_WRITTEN REQUEST_
Write each line out exactly, leaving none out.

>> BEGIN DATA

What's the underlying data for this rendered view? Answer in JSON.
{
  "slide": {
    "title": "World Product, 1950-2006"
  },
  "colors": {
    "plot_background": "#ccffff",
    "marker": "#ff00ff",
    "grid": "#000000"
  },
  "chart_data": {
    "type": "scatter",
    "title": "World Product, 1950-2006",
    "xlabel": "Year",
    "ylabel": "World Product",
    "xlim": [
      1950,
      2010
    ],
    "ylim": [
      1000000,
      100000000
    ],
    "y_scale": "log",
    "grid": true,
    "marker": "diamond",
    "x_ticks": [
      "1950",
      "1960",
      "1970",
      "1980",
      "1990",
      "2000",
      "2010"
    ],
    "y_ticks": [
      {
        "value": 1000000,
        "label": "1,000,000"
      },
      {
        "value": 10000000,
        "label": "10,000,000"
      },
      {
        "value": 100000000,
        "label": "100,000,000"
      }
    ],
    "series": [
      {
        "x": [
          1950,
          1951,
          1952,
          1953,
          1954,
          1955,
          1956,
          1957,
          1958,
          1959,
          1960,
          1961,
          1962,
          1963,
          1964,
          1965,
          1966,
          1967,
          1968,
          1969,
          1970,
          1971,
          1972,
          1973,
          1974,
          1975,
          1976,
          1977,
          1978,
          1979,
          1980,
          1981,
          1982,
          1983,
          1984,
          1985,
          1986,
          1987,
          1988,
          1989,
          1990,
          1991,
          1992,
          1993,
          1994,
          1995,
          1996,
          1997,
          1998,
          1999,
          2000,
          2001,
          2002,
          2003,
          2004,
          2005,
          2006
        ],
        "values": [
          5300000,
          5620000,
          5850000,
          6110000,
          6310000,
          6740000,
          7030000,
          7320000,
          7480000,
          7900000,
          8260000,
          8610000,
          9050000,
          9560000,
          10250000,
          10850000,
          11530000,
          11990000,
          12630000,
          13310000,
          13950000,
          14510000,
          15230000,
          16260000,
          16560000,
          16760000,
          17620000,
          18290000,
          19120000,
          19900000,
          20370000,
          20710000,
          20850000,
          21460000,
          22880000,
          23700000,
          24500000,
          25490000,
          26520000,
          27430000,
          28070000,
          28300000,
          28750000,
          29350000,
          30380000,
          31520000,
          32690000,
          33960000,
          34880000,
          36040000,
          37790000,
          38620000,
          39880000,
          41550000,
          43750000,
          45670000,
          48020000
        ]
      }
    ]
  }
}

>> END DATA

_OUTPUT FOR THIS EXERCISE_
What's the underlying data for this rendered view? Answer in JSON.
{
  "slide": {
    "title": "World Product, 1950-2006"
  },
  "colors": {
    "plot_background": "#ccffff",
    "marker": "#ff00ff",
    "grid": "#000000"
  },
  "chart_data": {
    "type": "scatter",
    "title": "World Product, 1950-2006",
    "xlabel": "Year",
    "ylabel": "World Product",
    "xlim": [
      1950,
      2010
    ],
    "ylim": [
      1000000,
      100000000
    ],
    "y_scale": "log",
    "grid": true,
    "marker": "diamond",
    "x_ticks": [
      "1950",
      "1960",
      "1970",
      "1980",
      "1990",
      "2000",
      "2010"
    ],
    "y_ticks": [
      {
        "value": 1000000,
        "label": "1,000,000"
      },
      {
        "value": 10000000,
        "label": "10,000,000"
      },
      {
        "value": 100000000,
        "label": "100,000,000"
      }
    ],
    "series": [
      {
        "x": [
          1950,
          1951,
          1952,
          1953,
          1954,
          1955,
          1956,
          1957,
          1958,
          1959,
          1960,
          1961,
          1962,
          1963,
          1964,
          1965,
          1966,
          1967,
          1968,
          1969,
          1970,
          1971,
          1972,
          1973,
          1974,
          1975,
          1976,
          1977,
          1978,
          1979,
          1980,
          1981,
          1982,
          1983,
          1984,
          1985,
          1986,
          1987,
          1988,
          1989,
          1990,
          1991,
          1992,
          1993,
          1994,
          1995,
          1996,
          1997,
          1998,
          1999,
          2000,
          2001,
          2002,
          2003,
          2004,
          2005,
          2006
        ],
        "values": [
          5300000,
          5620000,
          5850000,
          6110000,
          6310000,
          6740000,
          7030000,
          7320000,
          7480000,
          7900000,
          8260000,
          8610000,
          9050000,
          9560000,
          10250000,
          10850000,
          11530000,
          11990000,
          12630000,
          13310000,
          13950000,
          14510000,
          15230000,
          16260000,
          16560000,
          16760000,
          17620000,
          18290000,
          19120000,
          19900000,
          20370000,
          20710000,
          20850000,
          21460000,
          22880000,
          23700000,
          24500000,
          25490000,
          26520000,
          27430000,
          28070000,
          28300000,
          28750000,
          29350000,
          30380000,
          31520000,
          32690000,
          33960000,
          34880000,
          36040000,
          37790000,
          38620000,
          39880000,
          41550000,
          43750000,
          45670000,
          48020000
        ]
      }
    ]
  }
}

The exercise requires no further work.